THE INPUT »
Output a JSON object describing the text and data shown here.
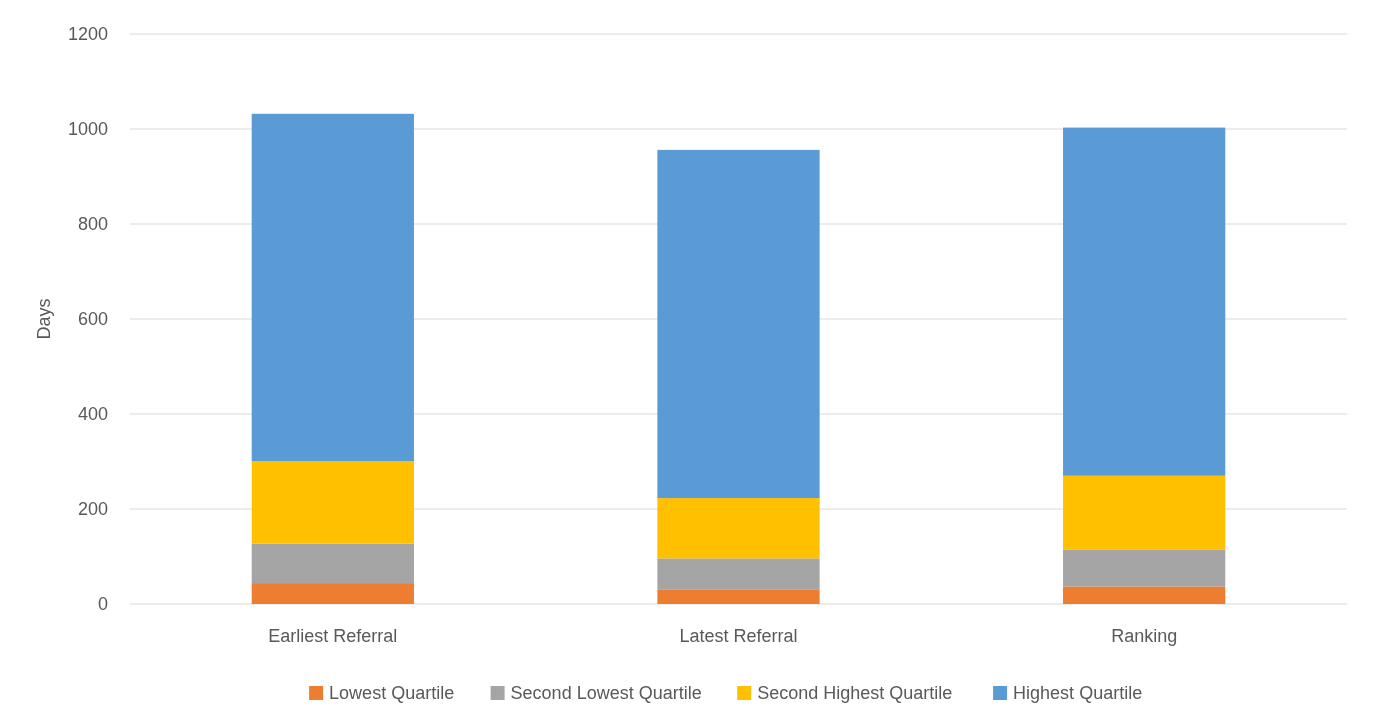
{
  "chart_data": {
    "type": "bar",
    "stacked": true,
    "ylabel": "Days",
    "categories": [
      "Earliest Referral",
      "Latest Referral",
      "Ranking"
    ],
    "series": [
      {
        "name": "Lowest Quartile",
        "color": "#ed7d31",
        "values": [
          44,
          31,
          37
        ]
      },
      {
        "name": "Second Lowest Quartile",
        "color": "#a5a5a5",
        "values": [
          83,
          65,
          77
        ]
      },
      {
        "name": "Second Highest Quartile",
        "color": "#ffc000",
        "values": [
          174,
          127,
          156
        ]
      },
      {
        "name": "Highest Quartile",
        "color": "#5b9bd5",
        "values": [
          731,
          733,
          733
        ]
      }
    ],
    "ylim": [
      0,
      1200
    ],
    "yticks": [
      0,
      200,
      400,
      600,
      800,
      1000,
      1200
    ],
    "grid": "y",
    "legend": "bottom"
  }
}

PROBLEM STATEMENT »
Write out again every line above exactly as given; the pictures do not belong in the copy.

THE ANSWER »
Output a JSON object describing the text and data shown here.
{
  "chart_data": {
    "type": "bar",
    "stacked": true,
    "ylabel": "Days",
    "categories": [
      "Earliest Referral",
      "Latest Referral",
      "Ranking"
    ],
    "series": [
      {
        "name": "Lowest Quartile",
        "color": "#ed7d31",
        "values": [
          44,
          31,
          37
        ]
      },
      {
        "name": "Second Lowest Quartile",
        "color": "#a5a5a5",
        "values": [
          83,
          65,
          77
        ]
      },
      {
        "name": "Second Highest Quartile",
        "color": "#ffc000",
        "values": [
          174,
          127,
          156
        ]
      },
      {
        "name": "Highest Quartile",
        "color": "#5b9bd5",
        "values": [
          731,
          733,
          733
        ]
      }
    ],
    "ylim": [
      0,
      1200
    ],
    "yticks": [
      0,
      200,
      400,
      600,
      800,
      1000,
      1200
    ],
    "grid": "y",
    "legend": "bottom"
  }
}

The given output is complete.